* _PROBLEM STATEMENT_
Print the records again, character for character.

[Stored data entries]
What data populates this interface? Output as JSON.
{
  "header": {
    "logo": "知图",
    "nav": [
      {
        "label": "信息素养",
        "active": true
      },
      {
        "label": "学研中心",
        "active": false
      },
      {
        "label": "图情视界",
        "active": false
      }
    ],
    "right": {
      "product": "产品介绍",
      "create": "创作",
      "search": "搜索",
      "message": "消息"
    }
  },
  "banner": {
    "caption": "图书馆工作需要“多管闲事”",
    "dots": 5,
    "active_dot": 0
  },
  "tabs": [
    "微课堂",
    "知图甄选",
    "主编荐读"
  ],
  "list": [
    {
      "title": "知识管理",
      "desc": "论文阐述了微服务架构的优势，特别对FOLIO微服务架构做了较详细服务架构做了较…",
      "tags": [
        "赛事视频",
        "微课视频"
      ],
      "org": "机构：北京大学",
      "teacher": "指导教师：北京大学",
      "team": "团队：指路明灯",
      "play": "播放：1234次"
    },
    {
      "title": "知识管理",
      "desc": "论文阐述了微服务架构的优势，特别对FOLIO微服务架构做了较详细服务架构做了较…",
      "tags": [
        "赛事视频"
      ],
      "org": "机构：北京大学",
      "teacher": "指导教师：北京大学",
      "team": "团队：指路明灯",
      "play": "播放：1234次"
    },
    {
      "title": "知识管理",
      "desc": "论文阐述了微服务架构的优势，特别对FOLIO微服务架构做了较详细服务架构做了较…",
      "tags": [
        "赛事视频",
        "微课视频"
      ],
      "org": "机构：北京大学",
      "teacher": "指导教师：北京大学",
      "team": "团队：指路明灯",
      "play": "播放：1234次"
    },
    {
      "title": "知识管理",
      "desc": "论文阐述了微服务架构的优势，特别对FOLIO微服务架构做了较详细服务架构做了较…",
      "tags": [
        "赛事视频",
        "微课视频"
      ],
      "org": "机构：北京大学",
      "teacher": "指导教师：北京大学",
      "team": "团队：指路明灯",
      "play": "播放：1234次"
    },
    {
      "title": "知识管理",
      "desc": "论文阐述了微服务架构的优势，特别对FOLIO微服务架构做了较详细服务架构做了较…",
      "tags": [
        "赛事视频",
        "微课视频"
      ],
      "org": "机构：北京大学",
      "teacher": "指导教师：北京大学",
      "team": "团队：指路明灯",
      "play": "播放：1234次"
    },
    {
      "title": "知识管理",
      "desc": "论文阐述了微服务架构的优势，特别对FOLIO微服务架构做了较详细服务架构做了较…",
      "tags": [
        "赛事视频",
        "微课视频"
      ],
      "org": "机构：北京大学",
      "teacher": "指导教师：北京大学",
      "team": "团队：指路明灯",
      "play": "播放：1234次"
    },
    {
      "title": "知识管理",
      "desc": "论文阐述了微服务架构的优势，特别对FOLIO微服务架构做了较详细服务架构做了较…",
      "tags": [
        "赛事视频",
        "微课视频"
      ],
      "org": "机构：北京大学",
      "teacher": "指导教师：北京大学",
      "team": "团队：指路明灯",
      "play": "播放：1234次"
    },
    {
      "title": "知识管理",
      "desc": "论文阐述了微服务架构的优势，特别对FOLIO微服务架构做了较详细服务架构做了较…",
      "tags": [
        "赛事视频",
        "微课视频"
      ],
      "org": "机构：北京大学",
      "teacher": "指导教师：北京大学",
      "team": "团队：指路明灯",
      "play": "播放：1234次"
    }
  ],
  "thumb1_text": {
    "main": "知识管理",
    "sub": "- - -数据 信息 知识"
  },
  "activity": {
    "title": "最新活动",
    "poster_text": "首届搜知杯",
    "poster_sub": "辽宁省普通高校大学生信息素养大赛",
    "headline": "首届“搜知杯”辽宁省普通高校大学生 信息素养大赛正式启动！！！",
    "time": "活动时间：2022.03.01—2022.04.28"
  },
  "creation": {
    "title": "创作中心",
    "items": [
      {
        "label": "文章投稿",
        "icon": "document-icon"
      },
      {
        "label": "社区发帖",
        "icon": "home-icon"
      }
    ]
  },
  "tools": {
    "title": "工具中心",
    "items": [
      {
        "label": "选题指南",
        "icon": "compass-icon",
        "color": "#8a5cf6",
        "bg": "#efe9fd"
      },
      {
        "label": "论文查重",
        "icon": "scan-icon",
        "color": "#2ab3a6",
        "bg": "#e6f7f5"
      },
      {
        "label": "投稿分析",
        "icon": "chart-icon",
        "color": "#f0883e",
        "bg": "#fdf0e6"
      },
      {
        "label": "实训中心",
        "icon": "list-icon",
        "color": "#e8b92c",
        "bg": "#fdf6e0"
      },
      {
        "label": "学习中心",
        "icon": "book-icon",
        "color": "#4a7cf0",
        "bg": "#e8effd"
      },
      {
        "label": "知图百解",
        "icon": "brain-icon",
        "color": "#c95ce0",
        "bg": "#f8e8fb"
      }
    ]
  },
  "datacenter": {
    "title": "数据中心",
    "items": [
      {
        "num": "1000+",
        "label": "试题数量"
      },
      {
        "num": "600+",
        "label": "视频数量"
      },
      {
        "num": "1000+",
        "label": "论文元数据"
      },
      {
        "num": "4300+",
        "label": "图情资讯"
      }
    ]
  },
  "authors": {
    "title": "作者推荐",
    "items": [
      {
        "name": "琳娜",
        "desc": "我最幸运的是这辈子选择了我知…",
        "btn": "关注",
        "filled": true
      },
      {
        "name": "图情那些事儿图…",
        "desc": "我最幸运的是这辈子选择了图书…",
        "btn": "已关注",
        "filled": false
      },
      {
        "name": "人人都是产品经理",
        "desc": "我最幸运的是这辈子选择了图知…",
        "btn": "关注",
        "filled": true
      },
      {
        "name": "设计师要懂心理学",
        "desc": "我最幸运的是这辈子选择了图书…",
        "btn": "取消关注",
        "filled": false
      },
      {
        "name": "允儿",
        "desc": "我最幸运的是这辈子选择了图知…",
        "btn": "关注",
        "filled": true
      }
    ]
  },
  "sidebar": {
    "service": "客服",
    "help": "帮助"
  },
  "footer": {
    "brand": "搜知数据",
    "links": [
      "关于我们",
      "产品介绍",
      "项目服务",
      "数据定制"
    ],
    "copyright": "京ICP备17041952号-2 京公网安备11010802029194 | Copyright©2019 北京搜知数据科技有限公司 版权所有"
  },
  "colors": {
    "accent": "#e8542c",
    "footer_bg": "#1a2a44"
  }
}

* _RIGHT ANSWER_
What data populates this interface? Output as JSON.
{
  "header": {
    "logo": "知图",
    "nav": [
      {
        "label": "信息素养",
        "active": true
      },
      {
        "label": "学研中心",
        "active": false
      },
      {
        "label": "图情视界",
        "active": false
      }
    ],
    "right": {
      "product": "产品介绍",
      "create": "创作",
      "search": "搜索",
      "message": "消息"
    }
  },
  "banner": {
    "caption": "图书馆工作需要“多管闲事”",
    "dots": 5,
    "active_dot": 0
  },
  "tabs": [
    "微课堂",
    "知图甄选",
    "主编荐读"
  ],
  "list": [
    {
      "title": "知识管理",
      "desc": "论文阐述了微服务架构的优势，特别对FOLIO微服务架构做了较详细服务架构做了较…",
      "tags": [
        "赛事视频",
        "微课视频"
      ],
      "org": "机构：北京大学",
      "teacher": "指导教师：北京大学",
      "team": "团队：指路明灯",
      "play": "播放：1234次"
    },
    {
      "title": "知识管理",
      "desc": "论文阐述了微服务架构的优势，特别对FOLIO微服务架构做了较详细服务架构做了较…",
      "tags": [
        "赛事视频"
      ],
      "org": "机构：北京大学",
      "teacher": "指导教师：北京大学",
      "team": "团队：指路明灯",
      "play": "播放：1234次"
    },
    {
      "title": "知识管理",
      "desc": "论文阐述了微服务架构的优势，特别对FOLIO微服务架构做了较详细服务架构做了较…",
      "tags": [
        "赛事视频",
        "微课视频"
      ],
      "org": "机构：北京大学",
      "teacher": "指导教师：北京大学",
      "team": "团队：指路明灯",
      "play": "播放：1234次"
    },
    {
      "title": "知识管理",
      "desc": "论文阐述了微服务架构的优势，特别对FOLIO微服务架构做了较详细服务架构做了较…",
      "tags": [
        "赛事视频",
        "微课视频"
      ],
      "org": "机构：北京大学",
      "teacher": "指导教师：北京大学",
      "team": "团队：指路明灯",
      "play": "播放：1234次"
    },
    {
      "title": "知识管理",
      "desc": "论文阐述了微服务架构的优势，特别对FOLIO微服务架构做了较详细服务架构做了较…",
      "tags": [
        "赛事视频",
        "微课视频"
      ],
      "org": "机构：北京大学",
      "teacher": "指导教师：北京大学",
      "team": "团队：指路明灯",
      "play": "播放：1234次"
    },
    {
      "title": "知识管理",
      "desc": "论文阐述了微服务架构的优势，特别对FOLIO微服务架构做了较详细服务架构做了较…",
      "tags": [
        "赛事视频",
        "微课视频"
      ],
      "org": "机构：北京大学",
      "teacher": "指导教师：北京大学",
      "team": "团队：指路明灯",
      "play": "播放：1234次"
    },
    {
      "title": "知识管理",
      "desc": "论文阐述了微服务架构的优势，特别对FOLIO微服务架构做了较详细服务架构做了较…",
      "tags": [
        "赛事视频",
        "微课视频"
      ],
      "org": "机构：北京大学",
      "teacher": "指导教师：北京大学",
      "team": "团队：指路明灯",
      "play": "播放：1234次"
    },
    {
      "title": "知识管理",
      "desc": "论文阐述了微服务架构的优势，特别对FOLIO微服务架构做了较详细服务架构做了较…",
      "tags": [
        "赛事视频",
        "微课视频"
      ],
      "org": "机构：北京大学",
      "teacher": "指导教师：北京大学",
      "team": "团队：指路明灯",
      "play": "播放：1234次"
    }
  ],
  "thumb1_text": {
    "main": "知识管理",
    "sub": "- - -数据 信息 知识"
  },
  "activity": {
    "title": "最新活动",
    "poster_text": "首届搜知杯",
    "poster_sub": "辽宁省普通高校大学生信息素养大赛",
    "headline": "首届“搜知杯”辽宁省普通高校大学生 信息素养大赛正式启动！！！",
    "time": "活动时间：2022.03.01—2022.04.28"
  },
  "creation": {
    "title": "创作中心",
    "items": [
      {
        "label": "文章投稿",
        "icon": "document-icon"
      },
      {
        "label": "社区发帖",
        "icon": "home-icon"
      }
    ]
  },
  "tools": {
    "title": "工具中心",
    "items": [
      {
        "label": "选题指南",
        "icon": "compass-icon",
        "color": "#8a5cf6",
        "bg": "#efe9fd"
      },
      {
        "label": "论文查重",
        "icon": "scan-icon",
        "color": "#2ab3a6",
        "bg": "#e6f7f5"
      },
      {
        "label": "投稿分析",
        "icon": "chart-icon",
        "color": "#f0883e",
        "bg": "#fdf0e6"
      },
      {
        "label": "实训中心",
        "icon": "list-icon",
        "color": "#e8b92c",
        "bg": "#fdf6e0"
      },
      {
        "label": "学习中心",
        "icon": "book-icon",
        "color": "#4a7cf0",
        "bg": "#e8effd"
      },
      {
        "label": "知图百解",
        "icon": "brain-icon",
        "color": "#c95ce0",
        "bg": "#f8e8fb"
      }
    ]
  },
  "datacenter": {
    "title": "数据中心",
    "items": [
      {
        "num": "1000+",
        "label": "试题数量"
      },
      {
        "num": "600+",
        "label": "视频数量"
      },
      {
        "num": "1000+",
        "label": "论文元数据"
      },
      {
        "num": "4300+",
        "label": "图情资讯"
      }
    ]
  },
  "authors": {
    "title": "作者推荐",
    "items": [
      {
        "name": "琳娜",
        "desc": "我最幸运的是这辈子选择了我知…",
        "btn": "关注",
        "filled": true
      },
      {
        "name": "图情那些事儿图…",
        "desc": "我最幸运的是这辈子选择了图书…",
        "btn": "已关注",
        "filled": false
      },
      {
        "name": "人人都是产品经理",
        "desc": "我最幸运的是这辈子选择了图知…",
        "btn": "关注",
        "filled": true
      },
      {
        "name": "设计师要懂心理学",
        "desc": "我最幸运的是这辈子选择了图书…",
        "btn": "取消关注",
        "filled": false
      },
      {
        "name": "允儿",
        "desc": "我最幸运的是这辈子选择了图知…",
        "btn": "关注",
        "filled": true
      }
    ]
  },
  "sidebar": {
    "service": "客服",
    "help": "帮助"
  },
  "footer": {
    "brand": "搜知数据",
    "links": [
      "关于我们",
      "产品介绍",
      "项目服务",
      "数据定制"
    ],
    "copyright": "京ICP备17041952号-2 京公网安备11010802029194 | Copyright©2019 北京搜知数据科技有限公司 版权所有"
  },
  "colors": {
    "accent": "#e8542c",
    "footer_bg": "#1a2a44"
  }
}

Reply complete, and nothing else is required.